### [Task requirements]
Scan the lines below for the word "sont". Copy each line you find it in.

### [Exercise input]
======

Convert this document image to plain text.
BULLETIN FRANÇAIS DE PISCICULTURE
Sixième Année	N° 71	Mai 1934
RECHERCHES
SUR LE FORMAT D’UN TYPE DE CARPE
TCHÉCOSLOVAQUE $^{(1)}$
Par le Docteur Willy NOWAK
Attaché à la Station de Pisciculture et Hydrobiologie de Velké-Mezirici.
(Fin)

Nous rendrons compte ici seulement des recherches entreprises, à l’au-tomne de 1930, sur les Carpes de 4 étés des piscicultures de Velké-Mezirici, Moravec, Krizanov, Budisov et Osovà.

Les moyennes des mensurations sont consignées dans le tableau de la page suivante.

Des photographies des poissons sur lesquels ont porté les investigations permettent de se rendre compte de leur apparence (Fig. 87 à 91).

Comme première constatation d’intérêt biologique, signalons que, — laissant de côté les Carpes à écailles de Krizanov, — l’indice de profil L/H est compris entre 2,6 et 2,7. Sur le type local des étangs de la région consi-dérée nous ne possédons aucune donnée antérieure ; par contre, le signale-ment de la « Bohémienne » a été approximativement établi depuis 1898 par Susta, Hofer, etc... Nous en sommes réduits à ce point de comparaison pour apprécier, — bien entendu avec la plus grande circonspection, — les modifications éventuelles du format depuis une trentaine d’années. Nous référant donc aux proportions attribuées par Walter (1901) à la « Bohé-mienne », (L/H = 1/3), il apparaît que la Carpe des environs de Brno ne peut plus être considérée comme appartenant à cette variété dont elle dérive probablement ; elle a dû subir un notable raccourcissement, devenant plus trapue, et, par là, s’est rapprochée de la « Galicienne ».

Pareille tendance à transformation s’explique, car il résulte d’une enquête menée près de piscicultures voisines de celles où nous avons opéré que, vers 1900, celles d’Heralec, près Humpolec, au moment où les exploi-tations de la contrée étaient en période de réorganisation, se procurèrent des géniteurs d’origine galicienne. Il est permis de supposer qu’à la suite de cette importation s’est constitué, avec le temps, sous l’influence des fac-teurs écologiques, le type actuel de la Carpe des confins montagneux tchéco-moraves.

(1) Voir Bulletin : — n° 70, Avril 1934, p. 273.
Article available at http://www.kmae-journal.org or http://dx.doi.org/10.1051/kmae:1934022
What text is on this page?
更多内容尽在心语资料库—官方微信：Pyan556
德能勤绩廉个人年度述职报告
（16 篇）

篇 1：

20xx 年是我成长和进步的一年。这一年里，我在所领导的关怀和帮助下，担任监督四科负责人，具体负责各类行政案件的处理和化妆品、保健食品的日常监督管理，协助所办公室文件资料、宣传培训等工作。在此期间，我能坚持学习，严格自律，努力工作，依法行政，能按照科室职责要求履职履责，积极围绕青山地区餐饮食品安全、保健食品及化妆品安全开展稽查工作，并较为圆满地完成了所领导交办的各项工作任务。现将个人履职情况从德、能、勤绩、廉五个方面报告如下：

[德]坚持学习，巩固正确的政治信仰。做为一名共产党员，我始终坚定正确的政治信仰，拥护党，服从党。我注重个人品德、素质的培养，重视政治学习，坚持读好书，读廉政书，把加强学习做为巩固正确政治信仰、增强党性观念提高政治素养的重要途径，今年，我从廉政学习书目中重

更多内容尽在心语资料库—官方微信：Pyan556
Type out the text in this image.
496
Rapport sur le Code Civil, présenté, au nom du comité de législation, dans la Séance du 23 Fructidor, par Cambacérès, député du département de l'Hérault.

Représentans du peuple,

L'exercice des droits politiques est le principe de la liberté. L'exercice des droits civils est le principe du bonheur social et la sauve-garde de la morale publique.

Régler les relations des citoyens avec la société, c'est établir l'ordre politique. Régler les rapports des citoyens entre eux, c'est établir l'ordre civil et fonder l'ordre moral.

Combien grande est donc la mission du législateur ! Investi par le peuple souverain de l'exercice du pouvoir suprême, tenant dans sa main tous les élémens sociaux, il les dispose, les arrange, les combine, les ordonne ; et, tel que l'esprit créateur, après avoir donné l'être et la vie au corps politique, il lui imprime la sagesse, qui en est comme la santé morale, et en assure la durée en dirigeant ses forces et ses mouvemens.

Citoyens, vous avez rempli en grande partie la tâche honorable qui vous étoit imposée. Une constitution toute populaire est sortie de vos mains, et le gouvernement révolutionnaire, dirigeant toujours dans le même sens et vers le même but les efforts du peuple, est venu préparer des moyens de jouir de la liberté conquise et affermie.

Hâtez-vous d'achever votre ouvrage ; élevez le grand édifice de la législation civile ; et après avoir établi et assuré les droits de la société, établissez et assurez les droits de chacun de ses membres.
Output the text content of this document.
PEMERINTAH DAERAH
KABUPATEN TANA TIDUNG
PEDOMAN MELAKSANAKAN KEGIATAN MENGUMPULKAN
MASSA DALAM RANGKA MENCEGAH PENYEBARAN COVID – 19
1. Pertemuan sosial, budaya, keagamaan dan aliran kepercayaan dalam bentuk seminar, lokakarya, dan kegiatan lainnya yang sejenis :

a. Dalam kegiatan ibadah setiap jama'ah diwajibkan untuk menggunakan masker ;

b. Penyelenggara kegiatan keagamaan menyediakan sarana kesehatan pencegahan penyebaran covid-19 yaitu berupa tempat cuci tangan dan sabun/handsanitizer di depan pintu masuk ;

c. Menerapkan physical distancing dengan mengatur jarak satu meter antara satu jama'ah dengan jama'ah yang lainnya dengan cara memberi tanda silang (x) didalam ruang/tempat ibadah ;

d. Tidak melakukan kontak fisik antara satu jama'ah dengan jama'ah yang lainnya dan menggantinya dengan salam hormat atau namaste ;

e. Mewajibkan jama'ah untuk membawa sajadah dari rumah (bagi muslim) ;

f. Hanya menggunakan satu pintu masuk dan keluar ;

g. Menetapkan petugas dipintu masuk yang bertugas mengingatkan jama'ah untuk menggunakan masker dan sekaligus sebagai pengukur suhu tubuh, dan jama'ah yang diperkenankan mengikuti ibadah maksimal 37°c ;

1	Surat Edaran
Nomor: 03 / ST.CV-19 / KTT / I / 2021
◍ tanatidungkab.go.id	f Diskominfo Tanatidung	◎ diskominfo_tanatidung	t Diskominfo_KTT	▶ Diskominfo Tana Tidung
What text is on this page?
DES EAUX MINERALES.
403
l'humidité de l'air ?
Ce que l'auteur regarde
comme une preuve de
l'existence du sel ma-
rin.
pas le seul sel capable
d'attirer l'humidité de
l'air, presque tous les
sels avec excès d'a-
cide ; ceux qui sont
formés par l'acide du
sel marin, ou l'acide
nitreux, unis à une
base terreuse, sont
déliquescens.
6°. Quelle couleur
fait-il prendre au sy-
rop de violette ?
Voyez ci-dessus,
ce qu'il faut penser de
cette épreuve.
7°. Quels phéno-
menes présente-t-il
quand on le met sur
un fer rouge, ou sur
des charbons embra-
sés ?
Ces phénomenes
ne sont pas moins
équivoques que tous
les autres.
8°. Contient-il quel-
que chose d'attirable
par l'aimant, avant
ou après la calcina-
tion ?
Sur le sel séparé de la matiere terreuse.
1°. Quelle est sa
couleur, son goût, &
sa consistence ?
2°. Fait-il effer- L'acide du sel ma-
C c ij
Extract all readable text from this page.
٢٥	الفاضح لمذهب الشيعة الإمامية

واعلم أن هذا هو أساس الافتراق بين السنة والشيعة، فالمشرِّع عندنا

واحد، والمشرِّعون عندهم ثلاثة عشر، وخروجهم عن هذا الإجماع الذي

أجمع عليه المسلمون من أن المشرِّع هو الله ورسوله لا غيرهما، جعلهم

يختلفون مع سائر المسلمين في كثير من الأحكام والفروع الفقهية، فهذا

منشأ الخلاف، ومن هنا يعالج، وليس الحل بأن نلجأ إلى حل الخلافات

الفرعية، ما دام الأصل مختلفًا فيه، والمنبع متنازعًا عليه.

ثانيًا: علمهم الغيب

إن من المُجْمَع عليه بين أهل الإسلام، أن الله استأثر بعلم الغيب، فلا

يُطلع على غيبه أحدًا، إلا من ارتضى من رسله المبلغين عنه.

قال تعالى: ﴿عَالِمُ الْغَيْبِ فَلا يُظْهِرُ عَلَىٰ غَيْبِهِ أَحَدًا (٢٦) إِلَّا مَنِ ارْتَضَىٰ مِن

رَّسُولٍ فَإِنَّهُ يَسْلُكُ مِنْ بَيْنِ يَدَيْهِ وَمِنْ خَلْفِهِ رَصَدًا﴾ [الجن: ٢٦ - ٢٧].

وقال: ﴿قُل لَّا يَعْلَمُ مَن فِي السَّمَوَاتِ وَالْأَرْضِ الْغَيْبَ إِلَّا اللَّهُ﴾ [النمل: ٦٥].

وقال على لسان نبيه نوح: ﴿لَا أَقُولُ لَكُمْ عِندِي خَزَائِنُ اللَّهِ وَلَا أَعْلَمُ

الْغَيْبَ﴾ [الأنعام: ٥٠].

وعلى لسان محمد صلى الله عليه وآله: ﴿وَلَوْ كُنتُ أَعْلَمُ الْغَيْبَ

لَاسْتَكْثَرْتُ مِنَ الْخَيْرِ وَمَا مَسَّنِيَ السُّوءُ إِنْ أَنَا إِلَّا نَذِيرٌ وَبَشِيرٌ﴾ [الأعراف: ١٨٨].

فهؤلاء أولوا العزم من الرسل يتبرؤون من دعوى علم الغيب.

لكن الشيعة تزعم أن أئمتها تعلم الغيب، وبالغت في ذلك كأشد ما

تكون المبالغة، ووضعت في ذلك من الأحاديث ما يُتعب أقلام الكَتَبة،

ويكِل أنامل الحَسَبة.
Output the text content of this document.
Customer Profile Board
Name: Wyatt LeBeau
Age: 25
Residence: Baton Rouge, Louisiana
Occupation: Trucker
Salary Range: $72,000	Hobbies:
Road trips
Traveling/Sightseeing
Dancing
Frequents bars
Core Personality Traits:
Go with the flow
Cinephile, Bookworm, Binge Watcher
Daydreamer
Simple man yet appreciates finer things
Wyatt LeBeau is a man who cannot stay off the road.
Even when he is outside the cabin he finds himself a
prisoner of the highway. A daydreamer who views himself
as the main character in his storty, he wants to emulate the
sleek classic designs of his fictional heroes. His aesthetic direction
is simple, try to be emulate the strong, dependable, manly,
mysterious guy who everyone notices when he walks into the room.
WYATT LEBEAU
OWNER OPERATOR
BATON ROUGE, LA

======

### [Response for this exercise]
Les moyennes des mensurations sont consignées dans le tableau de la page suivante.
cide ; ceux qui sont
base terreuse, sont
ne sont pas moins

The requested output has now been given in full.